● **EXERCISE BRIEF**:
Reproduce the full listing that appears beneath this instruction exactly.
□ □ □ □ □
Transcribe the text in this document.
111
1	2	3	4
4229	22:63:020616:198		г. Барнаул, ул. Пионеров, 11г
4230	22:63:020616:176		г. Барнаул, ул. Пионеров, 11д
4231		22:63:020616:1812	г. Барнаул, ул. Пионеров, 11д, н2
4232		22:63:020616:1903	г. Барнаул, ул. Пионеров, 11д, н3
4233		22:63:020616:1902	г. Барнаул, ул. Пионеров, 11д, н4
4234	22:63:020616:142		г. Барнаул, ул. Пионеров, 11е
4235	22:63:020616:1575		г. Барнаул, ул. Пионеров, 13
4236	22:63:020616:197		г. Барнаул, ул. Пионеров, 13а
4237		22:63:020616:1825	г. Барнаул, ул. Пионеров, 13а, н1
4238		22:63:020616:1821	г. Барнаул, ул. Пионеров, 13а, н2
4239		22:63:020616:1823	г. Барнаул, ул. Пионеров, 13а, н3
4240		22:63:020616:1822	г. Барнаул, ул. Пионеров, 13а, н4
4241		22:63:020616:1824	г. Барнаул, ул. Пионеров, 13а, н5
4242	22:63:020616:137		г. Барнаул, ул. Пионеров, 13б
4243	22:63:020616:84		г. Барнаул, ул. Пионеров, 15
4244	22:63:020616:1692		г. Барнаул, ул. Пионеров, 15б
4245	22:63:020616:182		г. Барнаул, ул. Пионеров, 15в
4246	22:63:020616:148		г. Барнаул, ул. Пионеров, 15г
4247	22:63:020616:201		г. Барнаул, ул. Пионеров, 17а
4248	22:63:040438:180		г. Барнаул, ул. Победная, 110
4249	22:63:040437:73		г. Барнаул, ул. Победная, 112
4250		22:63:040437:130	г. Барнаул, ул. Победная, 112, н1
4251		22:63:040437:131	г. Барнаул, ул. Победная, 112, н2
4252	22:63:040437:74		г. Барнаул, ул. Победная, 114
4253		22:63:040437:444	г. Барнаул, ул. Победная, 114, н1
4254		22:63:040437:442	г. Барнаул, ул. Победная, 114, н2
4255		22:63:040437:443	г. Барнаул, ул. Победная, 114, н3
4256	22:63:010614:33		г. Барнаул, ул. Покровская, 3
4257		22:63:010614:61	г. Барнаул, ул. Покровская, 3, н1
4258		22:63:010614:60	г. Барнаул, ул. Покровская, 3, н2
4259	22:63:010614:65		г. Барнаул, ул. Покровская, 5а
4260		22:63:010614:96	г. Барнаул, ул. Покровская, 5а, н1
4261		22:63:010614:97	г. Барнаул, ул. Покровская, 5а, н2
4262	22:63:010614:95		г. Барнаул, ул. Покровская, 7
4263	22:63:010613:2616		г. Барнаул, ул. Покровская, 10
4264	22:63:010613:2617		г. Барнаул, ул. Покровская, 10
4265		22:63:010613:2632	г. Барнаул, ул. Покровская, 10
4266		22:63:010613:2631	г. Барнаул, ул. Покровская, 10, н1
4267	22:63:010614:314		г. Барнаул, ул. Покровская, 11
□ □ □ □ □
● **FULL RESPONSE**:
Transcribe the text in this document.
111
1	2	3	4
4229	22:63:020616:198		г. Барнаул, ул. Пионеров, 11г
4230	22:63:020616:176		г. Барнаул, ул. Пионеров, 11д
4231		22:63:020616:1812	г. Барнаул, ул. Пионеров, 11д, н2
4232		22:63:020616:1903	г. Барнаул, ул. Пионеров, 11д, н3
4233		22:63:020616:1902	г. Барнаул, ул. Пионеров, 11д, н4
4234	22:63:020616:142		г. Барнаул, ул. Пионеров, 11е
4235	22:63:020616:1575		г. Барнаул, ул. Пионеров, 13
4236	22:63:020616:197		г. Барнаул, ул. Пионеров, 13а
4237		22:63:020616:1825	г. Барнаул, ул. Пионеров, 13а, н1
4238		22:63:020616:1821	г. Барнаул, ул. Пионеров, 13а, н2
4239		22:63:020616:1823	г. Барнаул, ул. Пионеров, 13а, н3
4240		22:63:020616:1822	г. Барнаул, ул. Пионеров, 13а, н4
4241		22:63:020616:1824	г. Барнаул, ул. Пионеров, 13а, н5
4242	22:63:020616:137		г. Барнаул, ул. Пионеров, 13б
4243	22:63:020616:84		г. Барнаул, ул. Пионеров, 15
4244	22:63:020616:1692		г. Барнаул, ул. Пионеров, 15б
4245	22:63:020616:182		г. Барнаул, ул. Пионеров, 15в
4246	22:63:020616:148		г. Барнаул, ул. Пионеров, 15г
4247	22:63:020616:201		г. Барнаул, ул. Пионеров, 17а
4248	22:63:040438:180		г. Барнаул, ул. Победная, 110
4249	22:63:040437:73		г. Барнаул, ул. Победная, 112
4250		22:63:040437:130	г. Барнаул, ул. Победная, 112, н1
4251		22:63:040437:131	г. Барнаул, ул. Победная, 112, н2
4252	22:63:040437:74		г. Барнаул, ул. Победная, 114
4253		22:63:040437:444	г. Барнаул, ул. Победная, 114, н1
4254		22:63:040437:442	г. Барнаул, ул. Победная, 114, н2
4255		22:63:040437:443	г. Барнаул, ул. Победная, 114, н3
4256	22:63:010614:33		г. Барнаул, ул. Покровская, 3
4257		22:63:010614:61	г. Барнаул, ул. Покровская, 3, н1
4258		22:63:010614:60	г. Барнаул, ул. Покровская, 3, н2
4259	22:63:010614:65		г. Барнаул, ул. Покровская, 5а
4260		22:63:010614:96	г. Барнаул, ул. Покровская, 5а, н1
4261		22:63:010614:97	г. Барнаул, ул. Покровская, 5а, н2
4262	22:63:010614:95		г. Барнаул, ул. Покровская, 7
4263	22:63:010613:2616		г. Барнаул, ул. Покровская, 10
4264	22:63:010613:2617		г. Барнаул, ул. Покровская, 10
4265		22:63:010613:2632	г. Барнаул, ул. Покровская, 10
4266		22:63:010613:2631	г. Барнаул, ул. Покровская, 10, н1
4267	22:63:010614:314		г. Барнаул, ул. Покровская, 11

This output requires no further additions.